**WHAT TO PRODUCE:**
Search the records for "ylabel". Copy every line where it appears.

**DATA FOR THIS TASK:**
## Begin

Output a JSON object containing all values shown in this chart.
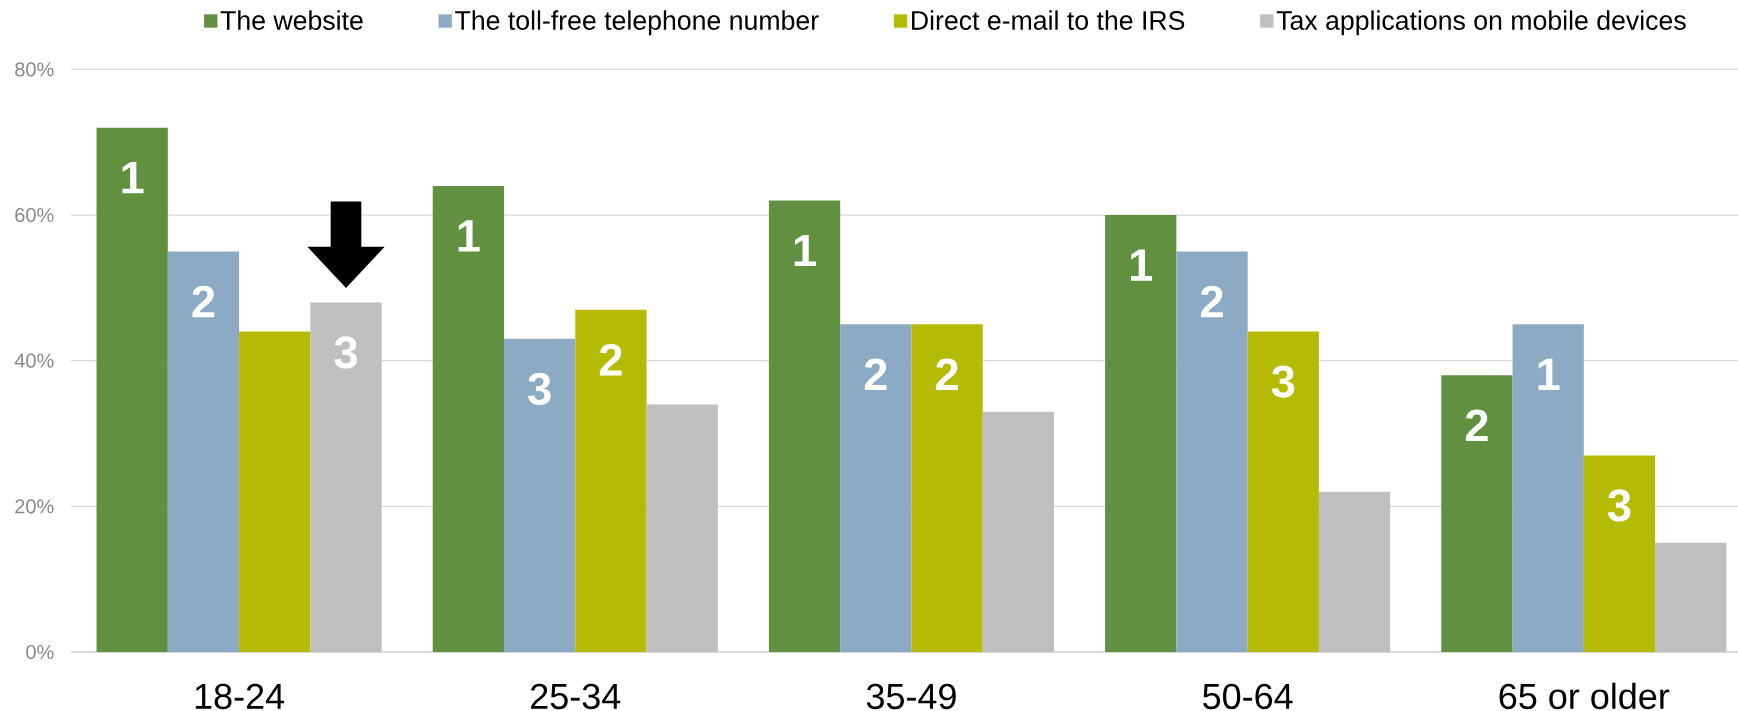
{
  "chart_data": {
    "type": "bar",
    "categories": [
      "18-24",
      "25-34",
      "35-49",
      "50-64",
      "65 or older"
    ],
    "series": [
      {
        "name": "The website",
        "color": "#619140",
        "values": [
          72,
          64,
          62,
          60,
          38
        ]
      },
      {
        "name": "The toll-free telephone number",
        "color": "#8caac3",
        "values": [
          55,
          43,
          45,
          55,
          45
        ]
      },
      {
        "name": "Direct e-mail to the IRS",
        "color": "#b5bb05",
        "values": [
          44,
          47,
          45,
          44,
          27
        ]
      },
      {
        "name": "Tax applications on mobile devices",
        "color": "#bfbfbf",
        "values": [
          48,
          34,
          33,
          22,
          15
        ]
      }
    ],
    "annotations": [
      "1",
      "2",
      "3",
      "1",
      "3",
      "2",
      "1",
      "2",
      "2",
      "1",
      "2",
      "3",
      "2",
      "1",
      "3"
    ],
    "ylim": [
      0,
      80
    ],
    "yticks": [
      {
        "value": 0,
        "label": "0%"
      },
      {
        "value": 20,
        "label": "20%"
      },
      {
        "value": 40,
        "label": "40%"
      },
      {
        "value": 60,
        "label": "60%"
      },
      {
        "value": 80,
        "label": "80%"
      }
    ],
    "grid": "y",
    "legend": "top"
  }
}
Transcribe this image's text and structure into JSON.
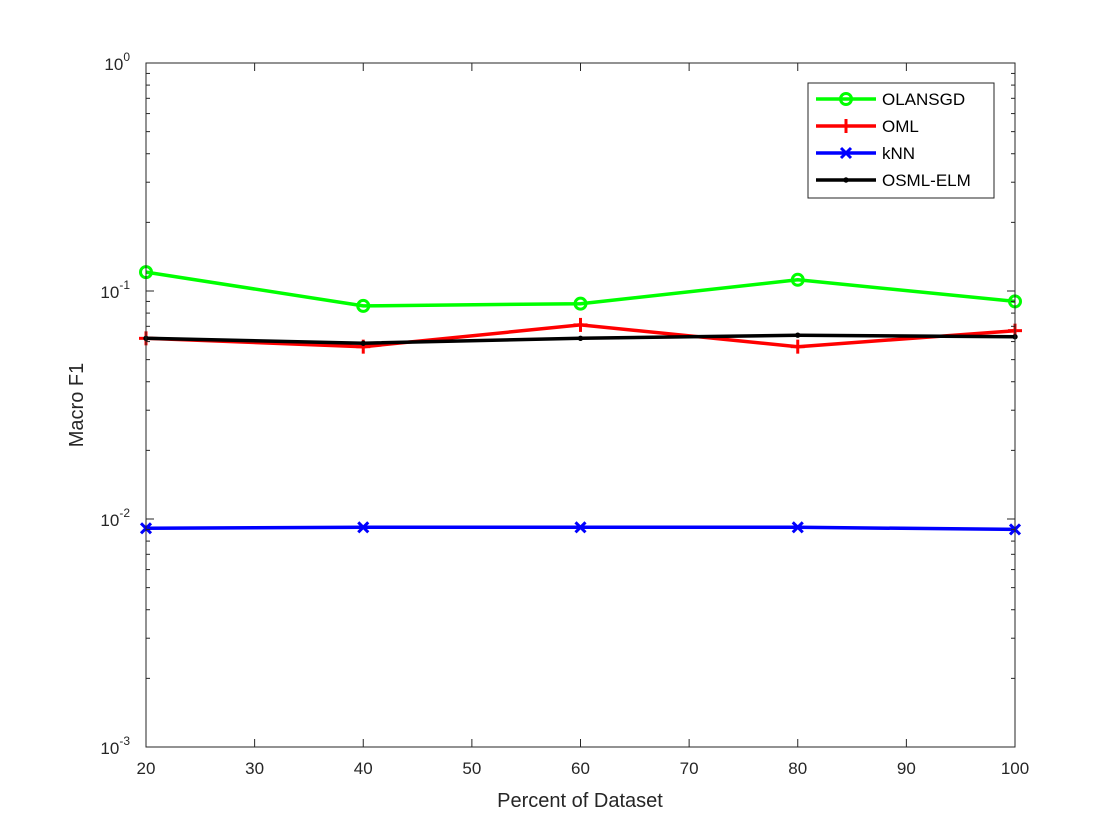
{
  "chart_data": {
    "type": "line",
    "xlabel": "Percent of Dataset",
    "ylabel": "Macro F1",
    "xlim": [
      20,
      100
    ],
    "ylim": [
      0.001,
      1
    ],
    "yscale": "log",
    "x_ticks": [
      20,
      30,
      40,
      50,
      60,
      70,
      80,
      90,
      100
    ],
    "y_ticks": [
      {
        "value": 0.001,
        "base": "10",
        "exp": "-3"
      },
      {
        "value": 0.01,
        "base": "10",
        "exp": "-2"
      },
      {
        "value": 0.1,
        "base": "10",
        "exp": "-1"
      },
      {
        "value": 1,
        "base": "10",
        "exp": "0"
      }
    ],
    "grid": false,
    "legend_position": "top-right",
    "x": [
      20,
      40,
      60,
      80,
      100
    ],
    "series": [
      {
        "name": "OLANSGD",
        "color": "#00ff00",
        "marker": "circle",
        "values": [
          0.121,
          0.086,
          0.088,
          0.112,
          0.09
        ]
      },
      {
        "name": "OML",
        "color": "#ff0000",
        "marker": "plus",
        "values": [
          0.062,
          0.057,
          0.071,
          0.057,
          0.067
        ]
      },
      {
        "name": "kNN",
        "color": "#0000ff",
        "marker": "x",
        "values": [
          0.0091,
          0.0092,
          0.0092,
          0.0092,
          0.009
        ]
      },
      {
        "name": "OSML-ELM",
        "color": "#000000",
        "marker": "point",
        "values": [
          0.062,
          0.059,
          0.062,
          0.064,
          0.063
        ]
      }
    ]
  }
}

## End
## Begin

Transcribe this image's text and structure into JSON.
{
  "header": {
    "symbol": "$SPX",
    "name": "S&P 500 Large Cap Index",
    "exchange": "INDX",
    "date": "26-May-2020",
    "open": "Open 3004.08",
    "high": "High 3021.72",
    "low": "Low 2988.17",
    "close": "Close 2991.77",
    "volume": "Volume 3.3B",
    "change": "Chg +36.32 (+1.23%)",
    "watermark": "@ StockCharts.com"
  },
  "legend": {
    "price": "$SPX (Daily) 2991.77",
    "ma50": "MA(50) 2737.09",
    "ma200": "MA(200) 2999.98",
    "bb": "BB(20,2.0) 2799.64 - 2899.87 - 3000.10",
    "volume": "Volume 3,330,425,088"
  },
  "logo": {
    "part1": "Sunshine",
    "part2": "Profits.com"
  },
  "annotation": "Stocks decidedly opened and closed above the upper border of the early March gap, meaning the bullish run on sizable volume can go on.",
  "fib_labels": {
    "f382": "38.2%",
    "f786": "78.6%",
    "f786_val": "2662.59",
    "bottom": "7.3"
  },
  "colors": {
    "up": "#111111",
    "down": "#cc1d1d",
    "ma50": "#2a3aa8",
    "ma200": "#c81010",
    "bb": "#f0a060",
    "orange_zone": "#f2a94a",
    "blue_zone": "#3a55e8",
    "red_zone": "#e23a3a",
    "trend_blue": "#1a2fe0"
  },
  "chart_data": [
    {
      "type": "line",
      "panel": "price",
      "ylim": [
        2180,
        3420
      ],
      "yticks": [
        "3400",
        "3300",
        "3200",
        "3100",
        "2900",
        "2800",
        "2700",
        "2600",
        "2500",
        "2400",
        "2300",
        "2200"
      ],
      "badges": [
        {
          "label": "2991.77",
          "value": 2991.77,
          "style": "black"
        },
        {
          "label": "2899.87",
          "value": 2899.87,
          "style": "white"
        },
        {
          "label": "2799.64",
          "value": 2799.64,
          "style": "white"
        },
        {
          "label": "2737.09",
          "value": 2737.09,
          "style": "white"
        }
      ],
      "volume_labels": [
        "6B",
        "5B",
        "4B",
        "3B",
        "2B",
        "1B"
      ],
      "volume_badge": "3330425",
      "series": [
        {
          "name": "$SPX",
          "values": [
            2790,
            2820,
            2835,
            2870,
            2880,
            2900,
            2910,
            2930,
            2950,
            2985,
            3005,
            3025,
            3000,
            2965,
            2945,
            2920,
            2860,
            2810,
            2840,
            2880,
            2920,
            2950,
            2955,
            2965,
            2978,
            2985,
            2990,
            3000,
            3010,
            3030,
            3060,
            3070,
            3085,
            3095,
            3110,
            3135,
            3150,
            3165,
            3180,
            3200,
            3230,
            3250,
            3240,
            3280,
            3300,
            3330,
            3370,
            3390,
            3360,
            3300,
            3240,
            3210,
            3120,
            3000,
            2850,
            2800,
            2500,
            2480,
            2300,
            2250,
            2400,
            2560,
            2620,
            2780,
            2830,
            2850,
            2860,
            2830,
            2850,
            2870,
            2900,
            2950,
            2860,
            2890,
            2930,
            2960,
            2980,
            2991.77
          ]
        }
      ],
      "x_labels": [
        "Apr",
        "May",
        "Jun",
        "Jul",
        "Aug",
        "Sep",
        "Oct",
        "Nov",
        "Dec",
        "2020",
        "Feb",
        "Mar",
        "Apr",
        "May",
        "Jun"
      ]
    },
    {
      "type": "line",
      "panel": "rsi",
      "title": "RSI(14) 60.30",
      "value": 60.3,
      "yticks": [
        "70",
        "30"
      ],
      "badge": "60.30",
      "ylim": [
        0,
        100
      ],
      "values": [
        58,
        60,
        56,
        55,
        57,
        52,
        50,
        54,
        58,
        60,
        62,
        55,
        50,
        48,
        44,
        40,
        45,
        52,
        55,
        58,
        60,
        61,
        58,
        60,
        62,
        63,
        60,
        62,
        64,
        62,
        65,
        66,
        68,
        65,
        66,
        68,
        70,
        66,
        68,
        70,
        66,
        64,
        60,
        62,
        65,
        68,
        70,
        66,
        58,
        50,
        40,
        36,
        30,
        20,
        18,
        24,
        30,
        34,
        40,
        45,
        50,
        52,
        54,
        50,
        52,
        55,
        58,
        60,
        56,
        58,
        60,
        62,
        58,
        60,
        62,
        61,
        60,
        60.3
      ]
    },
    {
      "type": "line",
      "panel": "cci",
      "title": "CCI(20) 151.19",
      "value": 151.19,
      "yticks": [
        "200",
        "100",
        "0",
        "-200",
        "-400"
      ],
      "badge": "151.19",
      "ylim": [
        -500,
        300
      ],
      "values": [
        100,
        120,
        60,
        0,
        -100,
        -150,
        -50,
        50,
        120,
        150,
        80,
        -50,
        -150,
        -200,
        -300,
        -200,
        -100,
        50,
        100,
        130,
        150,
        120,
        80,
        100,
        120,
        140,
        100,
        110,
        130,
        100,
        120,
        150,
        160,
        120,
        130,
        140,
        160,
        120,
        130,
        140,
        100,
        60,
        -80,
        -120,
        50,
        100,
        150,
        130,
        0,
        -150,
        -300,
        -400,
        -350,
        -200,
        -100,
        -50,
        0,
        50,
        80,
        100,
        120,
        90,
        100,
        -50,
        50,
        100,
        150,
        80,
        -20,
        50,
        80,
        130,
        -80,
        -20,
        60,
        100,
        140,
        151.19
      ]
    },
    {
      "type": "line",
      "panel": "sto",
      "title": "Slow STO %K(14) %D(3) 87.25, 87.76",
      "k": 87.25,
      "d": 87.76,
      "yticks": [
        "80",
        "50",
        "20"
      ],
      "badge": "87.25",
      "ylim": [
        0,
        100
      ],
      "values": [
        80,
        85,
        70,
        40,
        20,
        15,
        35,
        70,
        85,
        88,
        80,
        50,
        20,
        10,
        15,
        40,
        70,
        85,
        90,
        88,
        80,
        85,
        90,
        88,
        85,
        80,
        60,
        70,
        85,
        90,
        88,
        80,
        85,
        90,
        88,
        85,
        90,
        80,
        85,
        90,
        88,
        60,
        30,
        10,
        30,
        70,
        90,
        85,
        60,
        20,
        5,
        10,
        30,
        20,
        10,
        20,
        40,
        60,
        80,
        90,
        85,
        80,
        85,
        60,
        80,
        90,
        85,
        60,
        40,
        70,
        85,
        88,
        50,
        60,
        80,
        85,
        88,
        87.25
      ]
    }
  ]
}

## End
## Begin

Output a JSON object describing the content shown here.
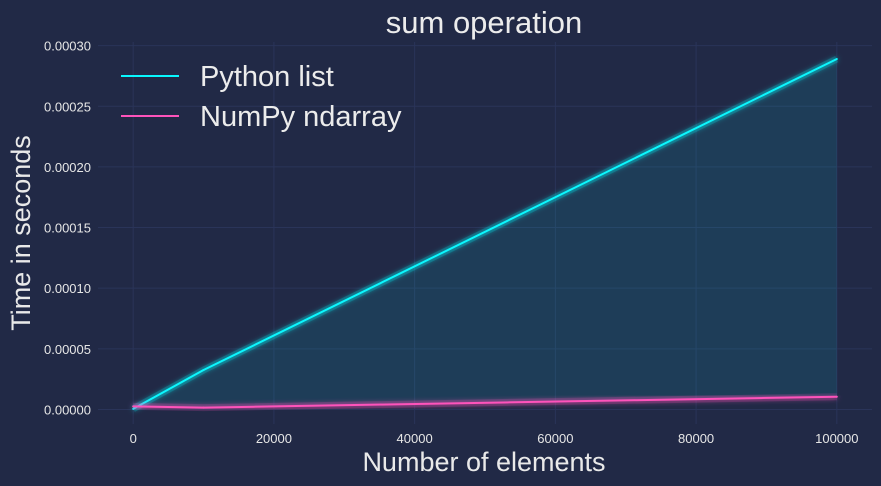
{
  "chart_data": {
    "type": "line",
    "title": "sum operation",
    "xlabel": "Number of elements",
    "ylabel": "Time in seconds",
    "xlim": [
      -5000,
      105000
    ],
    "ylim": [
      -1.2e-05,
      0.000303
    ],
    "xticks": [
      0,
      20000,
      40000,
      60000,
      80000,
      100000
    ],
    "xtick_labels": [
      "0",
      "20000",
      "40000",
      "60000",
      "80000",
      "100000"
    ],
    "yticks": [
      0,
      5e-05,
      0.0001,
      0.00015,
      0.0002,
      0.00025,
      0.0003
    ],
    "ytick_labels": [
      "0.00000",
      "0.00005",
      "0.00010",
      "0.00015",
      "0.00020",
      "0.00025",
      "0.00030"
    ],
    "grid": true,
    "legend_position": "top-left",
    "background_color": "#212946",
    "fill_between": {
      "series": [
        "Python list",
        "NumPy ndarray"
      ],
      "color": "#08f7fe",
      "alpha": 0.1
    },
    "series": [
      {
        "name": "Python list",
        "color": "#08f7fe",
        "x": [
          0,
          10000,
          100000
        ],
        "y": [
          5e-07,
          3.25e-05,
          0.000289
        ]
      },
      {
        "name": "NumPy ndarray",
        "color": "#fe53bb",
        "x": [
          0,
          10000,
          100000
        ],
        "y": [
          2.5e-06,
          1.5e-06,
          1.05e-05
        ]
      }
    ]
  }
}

## End

**EXERCISE RESULT:**
    "ylabel": "Macro F1",
    "ylabel": "Time in seconds",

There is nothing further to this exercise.